***** Source material *****

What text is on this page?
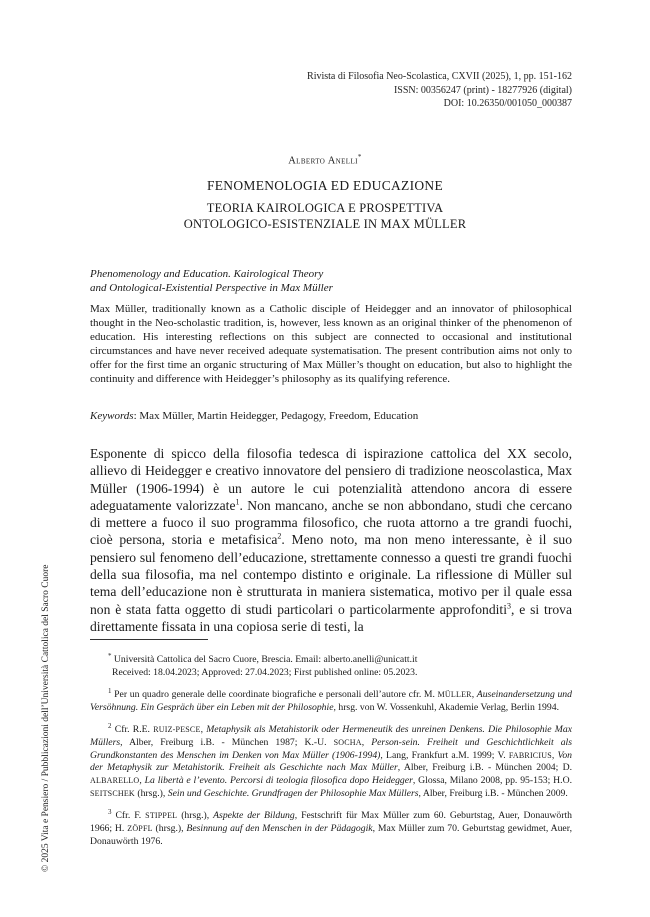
Rivista di Filosofia Neo-Scolastica, CXVII (2025), 1, pp. 151-162
ISSN: 00356247 (print) - 18277926 (digital)
DOI: 10.26350/001050_000387
Alberto Anelli*
FENOMENOLOGIA ED EDUCAZIONE
TEORIA KAIROLOGICA E PROSPETTIVA
ONTOLOGICO-ESISTENZIALE IN MAX MÜLLER
Phenomenology and Education. Kairological Theory
and Ontological-Existential Perspective in Max Müller
Max Müller, traditionally known as a Catholic disciple of Heidegger and an innovator of philosophical thought in the Neo-scholastic tradition, is, however, less known as an original thinker of the phenomenon of education. His interesting reflections on this subject are connected to occasional and institutional circumstances and have never received adequate systematisation. The present contribution aims not only to offer for the first time an organic structuring of Max Müller’s thought on education, but also to highlight the continuity and difference with Heidegger’s philosophy as its qualifying reference.
Keywords: Max Müller, Martin Heidegger, Pedagogy, Freedom, Education
Esponente di spicco della filosofia tedesca di ispirazione cattolica del XX secolo, allievo di Heidegger e creativo innovatore del pensiero di tradizione neoscolastica, Max Müller (1906-1994) è un autore le cui potenzialità attendono ancora di essere adeguatamente valorizzate$^1$. Non mancano, anche se non abbondano, studi che cercano di mettere a fuoco il suo programma filosofico, che ruota attorno a tre grandi fuochi, cioè persona, storia e metafisica$^2$. Meno noto, ma non meno interessante, è il suo pensiero sul fenomeno dell’educazione, strettamente connesso a questi tre grandi fuochi della sua filosofia, ma nel contempo distinto e originale. La riflessione di Müller sul tema dell’educazione non è strutturata in maniera sistematica, motivo per il quale essa non è stata fatta oggetto di studi particolari o particolarmente approfonditi$^3$, e si trova direttamente fissata in una copiosa serie di testi, la
* Università Cattolica del Sacro Cuore, Brescia. Email: alberto.anelli@unicatt.it
Received: 18.04.2023; Approved: 27.04.2023; First published online: 05.2023.

$^1$ Per un quadro generale delle coordinate biografiche e personali dell’autore cfr. M. MÜLLER, Auseinandersetzung und Versöhnung. Ein Gespräch über ein Leben mit der Philosophie, hrsg. von W. Vossenkuhl, Akademie Verlag, Berlin 1994.

$^2$ Cfr. R.E. RUIZ-PESCE, Metaphysik als Metahistorik oder Hermeneutik des unreinen Denkens. Die Philosophie Max Müllers, Alber, Freiburg i.B. - München 1987; K.-U. SOCHA, Person-sein. Freiheit und Geschichtlichkeit als Grundkonstanten des Menschen im Denken von Max Müller (1906-1994), Lang, Frankfurt a.M. 1999; V. FABRICIUS, Von der Metaphysik zur Metahistorik. Freiheit als Geschichte nach Max Müller, Alber, Freiburg i.B. - München 2004; D. ALBARELLO, La libertà e l’evento. Percorsi di teologia filosofica dopo Heidegger, Glossa, Milano 2008, pp. 95-153; H.O. SEITSCHEK (hrsg.), Sein und Geschichte. Grundfragen der Philosophie Max Müllers, Alber, Freiburg i.B. - München 2009.

$^3$ Cfr. F. STIPPEL (hrsg.), Aspekte der Bildung, Festschrift für Max Müller zum 60. Geburtstag, Auer, Donauwörth 1966; H. ZÖPFL (hrsg.), Besinnung auf den Menschen in der Pädagogik, Max Müller zum 70. Geburtstag gewidmet, Auer, Donauwörth 1976.

© 2025 Vita e Pensiero / Pubblicazioni dell’Università Cattolica del Sacro Cuore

*****

Wherever a line in the data above holds "Cuore", copy that line.

* Università Cattolica del Sacro Cuore, Brescia. Email: alberto.anelli@unicatt.it
© 2025 Vita e Pensiero / Pubblicazioni dell’Università Cattolica del Sacro Cuore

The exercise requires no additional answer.